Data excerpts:
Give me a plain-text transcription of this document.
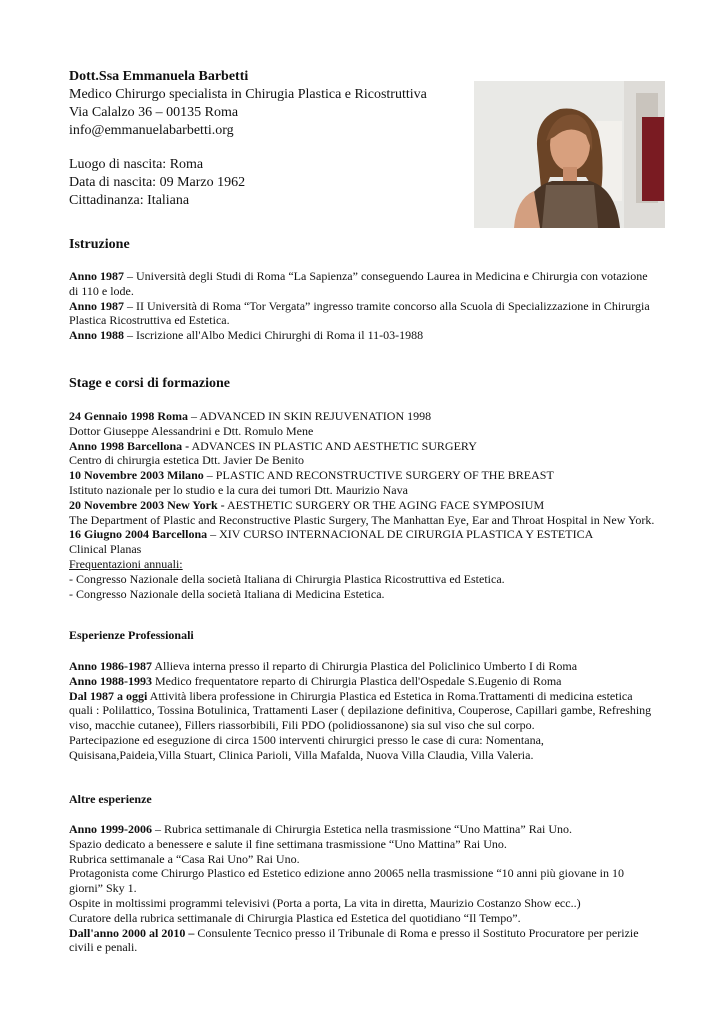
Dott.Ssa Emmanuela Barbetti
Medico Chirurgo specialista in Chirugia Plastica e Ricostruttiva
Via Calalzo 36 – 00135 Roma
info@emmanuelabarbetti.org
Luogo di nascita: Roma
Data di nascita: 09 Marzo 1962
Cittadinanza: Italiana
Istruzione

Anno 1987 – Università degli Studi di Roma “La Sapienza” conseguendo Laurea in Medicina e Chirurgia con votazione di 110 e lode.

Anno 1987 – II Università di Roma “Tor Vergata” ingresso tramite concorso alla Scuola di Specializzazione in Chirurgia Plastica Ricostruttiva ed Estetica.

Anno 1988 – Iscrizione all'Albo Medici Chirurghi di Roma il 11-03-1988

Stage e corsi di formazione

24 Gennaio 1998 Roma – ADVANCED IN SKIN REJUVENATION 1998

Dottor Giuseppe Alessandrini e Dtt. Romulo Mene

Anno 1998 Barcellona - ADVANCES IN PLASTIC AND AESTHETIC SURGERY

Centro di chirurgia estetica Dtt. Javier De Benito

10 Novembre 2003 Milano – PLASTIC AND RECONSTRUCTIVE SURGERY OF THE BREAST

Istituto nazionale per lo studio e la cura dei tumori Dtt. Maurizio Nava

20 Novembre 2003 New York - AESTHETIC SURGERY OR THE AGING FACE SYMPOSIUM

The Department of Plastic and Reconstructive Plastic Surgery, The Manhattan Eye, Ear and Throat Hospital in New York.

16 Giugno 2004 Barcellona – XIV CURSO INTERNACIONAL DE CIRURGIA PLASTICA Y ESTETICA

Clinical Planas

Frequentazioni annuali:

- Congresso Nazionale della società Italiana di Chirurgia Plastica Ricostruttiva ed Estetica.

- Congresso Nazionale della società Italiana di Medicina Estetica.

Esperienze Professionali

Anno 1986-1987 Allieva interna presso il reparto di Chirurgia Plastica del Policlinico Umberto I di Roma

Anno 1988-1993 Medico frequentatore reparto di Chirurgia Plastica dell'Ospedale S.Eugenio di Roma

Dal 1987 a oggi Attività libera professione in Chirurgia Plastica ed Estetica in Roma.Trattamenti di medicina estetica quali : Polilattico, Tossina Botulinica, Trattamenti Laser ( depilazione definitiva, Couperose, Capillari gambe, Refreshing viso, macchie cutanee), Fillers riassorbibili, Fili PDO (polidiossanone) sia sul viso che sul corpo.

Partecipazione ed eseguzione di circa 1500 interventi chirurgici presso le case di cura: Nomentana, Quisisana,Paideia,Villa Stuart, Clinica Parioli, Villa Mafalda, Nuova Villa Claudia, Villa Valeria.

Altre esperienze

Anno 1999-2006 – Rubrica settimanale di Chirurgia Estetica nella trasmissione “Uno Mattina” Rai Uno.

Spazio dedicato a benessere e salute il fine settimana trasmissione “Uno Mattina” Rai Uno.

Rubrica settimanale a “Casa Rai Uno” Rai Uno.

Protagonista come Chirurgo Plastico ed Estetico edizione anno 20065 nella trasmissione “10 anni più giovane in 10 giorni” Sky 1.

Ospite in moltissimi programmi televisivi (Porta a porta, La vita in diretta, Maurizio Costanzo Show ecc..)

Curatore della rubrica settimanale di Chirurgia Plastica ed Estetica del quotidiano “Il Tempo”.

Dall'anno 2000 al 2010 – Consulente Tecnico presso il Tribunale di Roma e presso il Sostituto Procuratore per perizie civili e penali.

--

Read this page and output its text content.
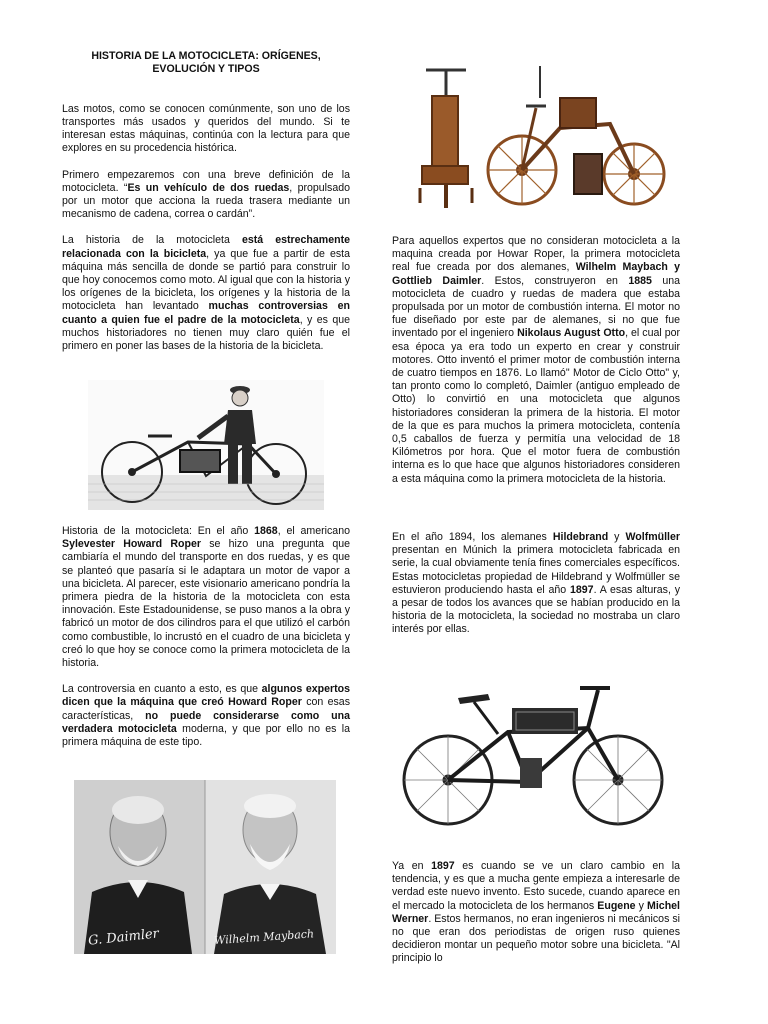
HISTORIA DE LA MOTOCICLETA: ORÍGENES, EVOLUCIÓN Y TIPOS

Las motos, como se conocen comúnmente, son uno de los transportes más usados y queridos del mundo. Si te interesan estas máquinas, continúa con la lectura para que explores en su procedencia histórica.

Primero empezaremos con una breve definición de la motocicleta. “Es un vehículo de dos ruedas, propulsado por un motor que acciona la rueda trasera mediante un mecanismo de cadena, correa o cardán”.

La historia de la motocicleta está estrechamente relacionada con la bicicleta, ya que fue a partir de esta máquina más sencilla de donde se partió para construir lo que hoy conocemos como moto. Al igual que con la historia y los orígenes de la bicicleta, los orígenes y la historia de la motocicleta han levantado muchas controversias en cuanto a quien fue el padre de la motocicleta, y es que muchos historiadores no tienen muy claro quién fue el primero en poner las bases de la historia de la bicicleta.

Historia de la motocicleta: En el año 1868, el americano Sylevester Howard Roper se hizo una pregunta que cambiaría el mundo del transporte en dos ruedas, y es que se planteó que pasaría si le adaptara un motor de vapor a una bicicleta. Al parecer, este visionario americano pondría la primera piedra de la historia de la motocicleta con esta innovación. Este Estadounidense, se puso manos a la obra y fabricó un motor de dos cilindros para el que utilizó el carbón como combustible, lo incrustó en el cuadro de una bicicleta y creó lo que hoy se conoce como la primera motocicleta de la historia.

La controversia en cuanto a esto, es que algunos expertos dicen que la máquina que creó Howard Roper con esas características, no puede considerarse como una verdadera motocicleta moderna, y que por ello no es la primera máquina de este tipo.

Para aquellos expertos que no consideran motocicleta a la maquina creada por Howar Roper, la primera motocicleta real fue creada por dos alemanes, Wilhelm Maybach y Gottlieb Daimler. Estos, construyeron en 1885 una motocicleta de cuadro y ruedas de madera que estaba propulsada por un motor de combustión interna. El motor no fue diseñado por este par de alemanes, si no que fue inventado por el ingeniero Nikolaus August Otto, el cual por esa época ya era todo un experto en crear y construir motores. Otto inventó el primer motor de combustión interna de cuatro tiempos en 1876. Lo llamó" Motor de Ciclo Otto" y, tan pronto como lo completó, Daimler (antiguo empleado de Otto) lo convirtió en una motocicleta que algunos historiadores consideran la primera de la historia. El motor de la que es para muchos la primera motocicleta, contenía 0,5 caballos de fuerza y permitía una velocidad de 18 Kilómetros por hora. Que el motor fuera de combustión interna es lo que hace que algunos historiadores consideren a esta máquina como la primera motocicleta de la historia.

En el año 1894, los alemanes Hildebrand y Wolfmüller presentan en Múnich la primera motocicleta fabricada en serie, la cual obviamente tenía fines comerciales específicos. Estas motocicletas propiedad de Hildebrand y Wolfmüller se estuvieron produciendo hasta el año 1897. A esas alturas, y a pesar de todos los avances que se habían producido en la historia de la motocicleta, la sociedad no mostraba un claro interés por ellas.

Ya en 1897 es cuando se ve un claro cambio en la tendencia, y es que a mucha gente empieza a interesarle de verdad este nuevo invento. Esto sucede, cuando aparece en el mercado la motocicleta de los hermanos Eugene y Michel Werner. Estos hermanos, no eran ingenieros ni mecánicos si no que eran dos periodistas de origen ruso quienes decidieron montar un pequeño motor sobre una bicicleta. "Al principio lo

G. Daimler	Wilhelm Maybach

→ **WHAT THE TASK REQUIRES**
Which lines above carry the string "della"? Copy those lines.

→ **ANSWER**
- Congresso Nazionale della società Italiana di Chirurgia Plastica Ricostruttiva ed Estetica.
- Congresso Nazionale della società Italiana di Medicina Estetica.
Curatore della rubrica settimanale di Chirurgia Plastica ed Estetica del quotidiano “Il Tempo”.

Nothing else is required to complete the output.